> **What you will do**:
Restate each line word for word. Leave out every picture.

+++ Raw records

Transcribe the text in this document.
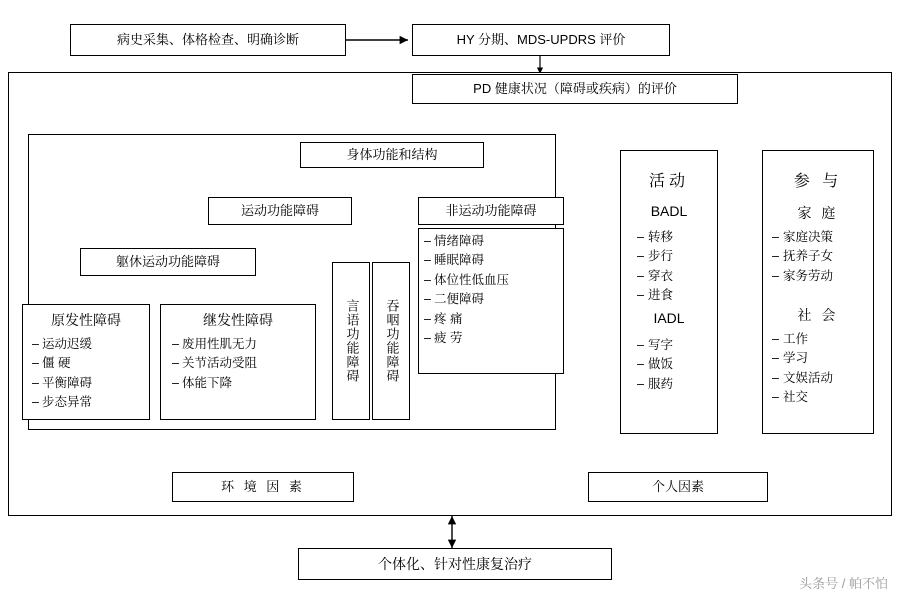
病史采集、体格检查、明确诊断	HY 分期、MDS-UPDRS 评价
PD 健康状况（障碍或疾病）的评价
身体功能和结构
运动功能障碍	非运动功能障碍
情绪障碍
睡眠障碍
体位性低血压
二便障碍
疼 痛
疲 劳
–
–
–
–
–
–
躯休运动功能障碍
原发性障碍
–
–
–
–
运动迟缓
僵 硬
平衡障碍
步态异常
继发性障碍
–
–
–
废用性肌无力
关节活动受阻
体能下降	言语功能障碍 吞咽功能障碍
活动
BADL
–
–
–
–
转移
步行
穿衣
进食
IADL
–
–
–
写字
做饭
服药
参 与
家 庭
–
–
–
家庭决策
抚养子女
家务劳动
社 会
–
–
–
–
工作
学习
文娱活动
社交
环 境 因 素	个人因素
个体化、针对性康复治疗
头条号 / 帕不怕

++++++

> **Solved problem**:
Transcribe the text in this document.
病史采集、体格检查、明确诊断	HY 分期、MDS-UPDRS 评价
PD 健康状况（障碍或疾病）的评价
身体功能和结构
运动功能障碍	非运动功能障碍
情绪障碍
睡眠障碍
体位性低血压
二便障碍
疼 痛
疲 劳
–
–
–
–
–
–
躯休运动功能障碍
原发性障碍
–
–
–
–
运动迟缓
僵 硬
平衡障碍
步态异常
继发性障碍
–
–
–
废用性肌无力
关节活动受阻
体能下降	言语功能障碍 吞咽功能障碍
活动
BADL
–
–
–
–
转移
步行
穿衣
进食
IADL
–
–
–
写字
做饭
服药
参 与
家 庭
–
–
–
家庭决策
抚养子女
家务劳动
社 会
–
–
–
–
工作
学习
文娱活动
社交
环 境 因 素	个人因素
个体化、针对性康复治疗
头条号 / 帕不怕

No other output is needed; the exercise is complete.